INFORMATION GIVEN ▸

____________

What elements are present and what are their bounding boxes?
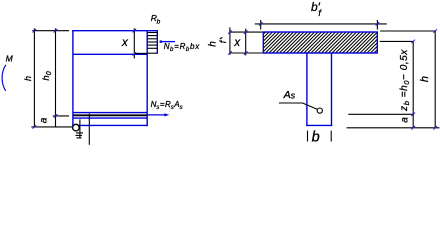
tick b'f right [376, 22, 380, 26]
extension at compression zone bottom [134, 52, 147, 54]
extension line rebar level (right) [348, 113, 413, 115]
dimension line h0 (inner vertical) [55, 28, 57, 127]
tick h bottom (right) [433, 126, 437, 130]
rebar band lower blue line [73, 117, 147, 119]
section bottom edge [72, 124, 148, 126]
web right edge [331, 53, 333, 126]
stress block strip right edge (blue) [156, 30, 158, 54]
neutral axis / compression zone bottom line [73, 53, 147, 55]
extension line h top (flange top level) [380, 30, 436, 32]
dimension line h (left outer vertical) [33, 28, 35, 127]
svg-text:h: h [207, 41, 218, 47]
box bottom horizontal [229, 52, 262, 54]
anchor hatch marks [76, 132, 83, 134]
extension line bottom (right) [347, 127, 440, 129]
web of T-beam (blue) [306, 53, 332, 126]
tick b'f left [259, 22, 263, 26]
svg-text:M: M [6, 54, 14, 64]
web left edge [306, 53, 308, 126]
dimension line h (outer right vertical) [434, 31, 436, 129]
leader As diagonal [303, 103, 318, 109]
box top horizontal [229, 31, 262, 33]
svg-text:a: a [39, 117, 50, 123]
rebar anchor circle (bottom-left of section) [73, 124, 80, 131]
section right edge [146, 30, 148, 126]
label h'f (rotated) [207, 37, 228, 46]
force Ns arrow [147, 114, 166, 116]
ticks on box [228, 30, 232, 34]
svg-text:b: b [312, 129, 320, 145]
dimension line b'f (top) [255, 23, 387, 25]
extension line top (y=30.7) [32, 30, 69, 32]
section outline (blue rectangle) [72, 30, 158, 126]
tick x top [133, 29, 137, 33]
svg-text:As: As [283, 89, 296, 101]
tick zb bottom / a top [411, 113, 415, 117]
tick a bottom [411, 126, 415, 130]
anchor vertical line [79, 119, 81, 138]
b dimension tick left [307, 131, 309, 142]
tick h top [33, 29, 37, 33]
dimension line x (vertical, in compression zone) [133, 28, 135, 58]
extension line reinforcement level [53, 115, 69, 117]
box left vertical (h'f dim line) [229, 27, 231, 54]
section left edge [72, 30, 74, 126]
tick h top (right) [433, 29, 437, 33]
tick h0 top [54, 29, 58, 33]
flange (hatched) [263, 32, 377, 53]
tick h0 at reinforcement [54, 114, 58, 118]
leader vertical line [88, 114, 90, 145]
box right vertical (x dim line) [245, 29, 247, 56]
svg-text:h: h [419, 76, 431, 82]
rebar centroid line (black, thick) [73, 114, 147, 116]
stress block hatch lines [147, 33, 157, 54]
b dimension tick right [330, 131, 332, 142]
extension line bottom [31, 126, 72, 128]
web bottom edge [306, 124, 332, 126]
svg-text:h: h [23, 76, 33, 81]
extension tick right of b'f [376, 20, 378, 30]
moment arc M [2, 65, 6, 91]
tick zb top [411, 40, 415, 44]
section top edge (extends over stress strip) [72, 30, 158, 32]
force Nb line [161, 41, 175, 43]
leader As horizontal [279, 102, 303, 104]
dimension line zb / a (inner right vertical) [412, 41, 414, 127]
tick h bottom [33, 125, 37, 129]
extension tick left of b'f [260, 20, 262, 30]
svg-text:a: a [399, 117, 410, 123]
extension line zb top (mid depth of x) [380, 40, 414, 42]
rebar circle As [317, 108, 322, 113]
force Nb application dot [160, 40, 162, 42]
tick x bottom [133, 52, 137, 56]
rebar band upper blue line [73, 112, 147, 114]
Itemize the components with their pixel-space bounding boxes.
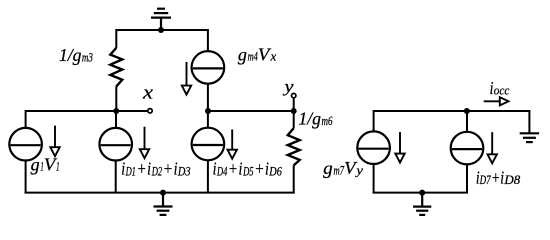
wire bottom rail left section [25,192,295,194]
resistor 1/gm3 top lead wire [115,29,117,48]
svg-text:g: g [323,158,333,178]
svg-text:+: + [491,168,500,188]
junction resistor 1/gm3 / node x rail [113,108,119,114]
junction bottom rail / ground right [419,190,425,196]
svg-text:D6: D6 [268,164,282,178]
arrow current direction gm4Vx [182,62,191,95]
svg-text:m6: m6 [322,114,334,128]
svg-text:D2: D2 [151,164,162,178]
svg-text:1/g: 1/g [59,45,82,65]
svg-text:D5: D5 [242,164,253,178]
ground bottom left [154,193,173,215]
wire node x rail (right, to node y branch) [208,110,294,112]
svg-text:g: g [238,44,247,64]
current source gm7Vy top lead wire [374,111,375,132]
node y terminal lead wire [293,99,295,112]
svg-text:m7: m7 [334,163,345,177]
svg-text:i: i [239,159,243,179]
current source iD1+iD2+iD3 [99,128,132,161]
wire right corner down to ground [528,110,530,133]
label g1V1 [31,155,60,175]
current source g1V1 top lead wire [26,111,27,128]
wire bottom rail right section [373,192,468,194]
current source iD1+iD2+iD3 top lead wire [115,111,117,128]
current source iD7+iD8 bottom lead wire [466,164,468,193]
current source iD7+iD8 [451,132,484,165]
svg-text:i: i [213,159,217,179]
svg-text:i: i [147,159,151,179]
current source gm7Vy bottom lead wire [373,164,375,194]
wire top rail [116,29,208,31]
current source g1V1 bottom lead wire [25,160,27,193]
current source gm4Vx top lead wire [207,29,209,51]
wire node x rail (left) [26,110,148,112]
current source iD1+iD2+iD3 bottom lead wire [115,160,117,193]
resistor 1/gm6 [288,128,300,165]
current source iD4+iD5+iD6 [192,128,225,161]
svg-text:m3: m3 [82,51,93,65]
svg-text:1/g: 1/g [298,109,321,129]
svg-text:D3: D3 [177,164,190,178]
svg-text:D7: D7 [479,173,491,187]
arrow iocc [484,97,509,105]
current source g1V1 [9,128,42,161]
arrow current direction g1V1 [50,126,59,157]
current source gm7Vy [357,131,390,164]
label iD1+iD2+iD3 [121,159,190,179]
label iocc [490,78,510,98]
label 1/gm6 [298,109,333,129]
label gm4Vx [238,44,277,64]
wire top rail right section [374,110,530,112]
ground right (output) [520,133,539,142]
arrow current direction iD1+iD2+iD3 [140,127,149,159]
svg-text:+: + [228,159,238,179]
resistor 1/gm6 top lead wire [293,111,295,128]
svg-text:1: 1 [56,160,60,174]
node y terminal [292,93,296,97]
current source iD4+iD5+iD6 top lead wire [207,111,209,128]
resistor 1/gm3 bottom lead wire [115,86,117,111]
svg-text:+: + [254,159,264,179]
label 1/gm3 [59,45,93,65]
junction bottom rail / ground left [160,190,166,196]
junction top rail / ground [158,27,164,33]
current source iD4+iD5+iD6 bottom lead wire [207,160,209,194]
svg-text:x: x [142,83,154,103]
svg-text:i: i [121,159,125,179]
arrow current direction iD4+iD5+iD6 [228,129,237,158]
arrow current direction iD7+iD8 [488,132,497,163]
svg-text:D4: D4 [216,164,227,178]
current source gm4Vx bottom lead wire [207,84,209,111]
label gm7Vy [323,158,363,178]
junction gm4 branch / x rail [205,108,211,114]
svg-text:m4: m4 [248,50,258,64]
junction iD7 branch / top rail [464,108,470,114]
ground bottom right [413,193,431,215]
label iD4+iD5+iD6 [213,159,283,179]
resistor 1/gm3 [110,48,122,87]
resistor 1/gm6 bottom lead wire [293,165,295,193]
svg-text:occ: occ [494,84,510,98]
ground top (inverted, above top rail) [151,9,171,30]
current source gm4Vx [192,51,225,84]
current source iD7+iD8 top lead wire [466,111,468,132]
junction y branch / x rail [291,108,297,114]
svg-text:y: y [354,163,363,177]
svg-text:+: + [137,159,147,179]
label iD7+iD8 [476,168,521,188]
svg-text:D1: D1 [125,164,136,178]
svg-text:y: y [282,77,294,96]
svg-text:D8: D8 [503,173,521,187]
arrow current direction gm7Vy [395,132,404,163]
node x terminal [148,109,152,113]
svg-text:+: + [163,159,173,179]
svg-text:x: x [269,50,276,64]
svg-text:g: g [31,155,40,175]
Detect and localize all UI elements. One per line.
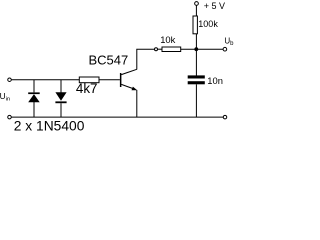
terminal Un- (input bottom) (8, 115, 12, 119)
wire supply to 100k (195, 5, 197, 16)
capacitor C1 10n (188, 75, 205, 84)
svg-text:10k: 10k (160, 34, 175, 45)
wire node to capacitor (195, 49, 197, 76)
terminal bottom right (223, 115, 227, 119)
wire 100k to node (195, 34, 197, 49)
wire to 10k (158, 48, 163, 50)
svg-text:10n: 10n (207, 75, 223, 86)
wire bottom rail (11, 116, 223, 118)
node collector tap circle (155, 48, 158, 51)
terminal Ub (output) (223, 47, 227, 51)
resistor 4k7 (79, 77, 99, 83)
resistor 10k (162, 47, 181, 52)
wire 10k to output (181, 48, 224, 50)
node junction dot (194, 47, 198, 51)
wire base (99, 79, 120, 81)
terminal Un+ (input top) (8, 78, 12, 82)
svg-text:2 x 1N5400: 2 x 1N5400 (14, 118, 85, 133)
diode D1 (left, anode bottom) (28, 80, 40, 117)
wire capacitor to bottom rail (195, 84, 197, 117)
svg-text:+ 5 V: + 5 V (204, 1, 225, 11)
resistor 100k (193, 16, 197, 34)
wire top rail (11, 79, 79, 81)
svg-text:Uin: Uin (0, 91, 10, 102)
wire emitter (136, 90, 138, 117)
transistor Q1 BC547 (120, 69, 137, 90)
terminal +5V (195, 2, 199, 6)
svg-text:100k: 100k (198, 19, 218, 29)
svg-text:BC547: BC547 (89, 53, 129, 68)
wire collector (137, 49, 155, 69)
svg-text:4k7: 4k7 (76, 81, 98, 96)
diode D2 (right, cathode bottom) (55, 80, 66, 117)
svg-text:Ub: Ub (224, 37, 234, 48)
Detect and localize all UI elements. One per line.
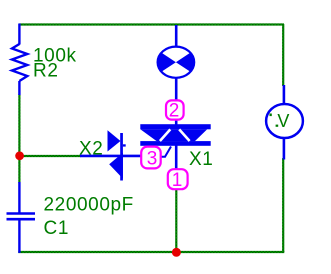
triac white slit left	[160, 129, 170, 141]
wire branch to X2 (node A)	[19, 155, 81, 157]
svg-text:1: 1	[172, 170, 183, 191]
pin 3 box	[141, 147, 161, 169]
wire triac pin1 to bottom	[175, 189, 177, 252]
wire top	[19, 23, 284, 25]
svg-text:3: 3	[147, 149, 158, 170]
diac X2 bar	[120, 133, 123, 181]
triac X1 body	[140, 124, 210, 146]
svg-text:V: V	[277, 111, 289, 131]
svg-text:X1: X1	[189, 149, 213, 170]
wire right upper	[282, 24, 284, 86]
lamp body	[158, 47, 195, 78]
svg-text:2: 2	[169, 100, 180, 121]
lamp: top lead	[175, 25, 178, 47]
svg-text:C1: C1	[44, 218, 70, 239]
voltmeter bottom lead	[283, 136, 286, 160]
wire bottom	[18, 251, 284, 253]
triac gate wire	[159, 147, 171, 157]
lamp right sector	[176, 53, 194, 72]
resistor R2	[12, 24, 27, 96]
svg-text:X2: X2	[79, 139, 103, 160]
pin 2 box	[166, 100, 184, 119]
voltmeter top lead	[283, 85, 286, 106]
voltmeter body	[266, 104, 303, 138]
diac X2 top triangle	[108, 130, 121, 151]
triac X1 top lead from pin2	[175, 120, 178, 125]
triac X1 bottom lead to pin1	[175, 146, 178, 170]
pin 1 box	[168, 169, 188, 189]
junction dot left	[15, 151, 24, 160]
diac X2 nub	[123, 144, 126, 146]
wire left upper (node R2 bottom to junction)	[18, 94, 20, 183]
diac X2 horizontal lead	[80, 155, 142, 158]
junction dot bottom	[172, 248, 181, 257]
triac white slit right	[179, 129, 189, 141]
capacitor C1	[7, 182, 36, 253]
wire right lower	[282, 158, 284, 252]
svg-text:220000pF: 220000pF	[44, 194, 134, 215]
lamp left sector	[158, 53, 176, 72]
svg-text:R2: R2	[33, 61, 59, 82]
diac X2 bottom triangle	[109, 153, 123, 179]
voltmeter tick	[270, 114, 272, 117]
lamp bottom lead	[175, 78, 178, 101]
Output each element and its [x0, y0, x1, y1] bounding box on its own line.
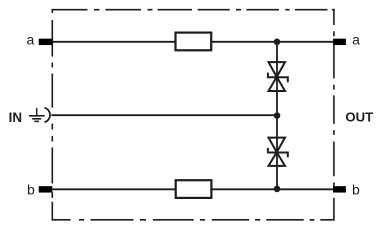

____________

Put the items into a numbered list, starting at the line containing "wire bottom rail left" and ending with the line containing "wire bottom rail right", both lines included. Omit any blank lines.

1. wire bottom rail left section [25,192,295,194]
2. resistor 1/gm3 top lead wire [115,29,117,48]
3. svg-text:g: g [323,158,333,178]
4. svg-text:+: + [491,168,500,188]
5. junction resistor 1/gm3 / node x rail [113,108,119,114]
6. junction bottom rail / ground right [419,190,425,196]
7. svg-text:D6: D6 [268,164,282,178]
8. arrow current direction gm4Vx [182,62,191,95]
9. svg-text:m6: m6 [322,114,334,128]
10. svg-text:D2: D2 [151,164,162,178]
11. svg-text:1/g: 1/g [59,45,82,65]
12. svg-text:D5: D5 [242,164,253,178]
13. ground bottom left [154,193,173,215]
14. wire node x rail (right, to node y branch) [208,110,294,112]
15. svg-text:g: g [238,44,247,64]
16. current source gm7Vy top lead wire [374,111,375,132]
17. node y terminal lead wire [293,99,295,112]
18. svg-text:m7: m7 [334,163,345,177]
19. svg-text:i: i [239,159,243,179]
20. current source iD1+iD2+iD3 [99,128,132,161]
21. wire right corner down to ground [528,110,530,133]
22. label g1V1 [31,155,60,175]
23. current source g1V1 top lead wire [26,111,27,128]
24. wire bottom rail right section [373,192,468,194]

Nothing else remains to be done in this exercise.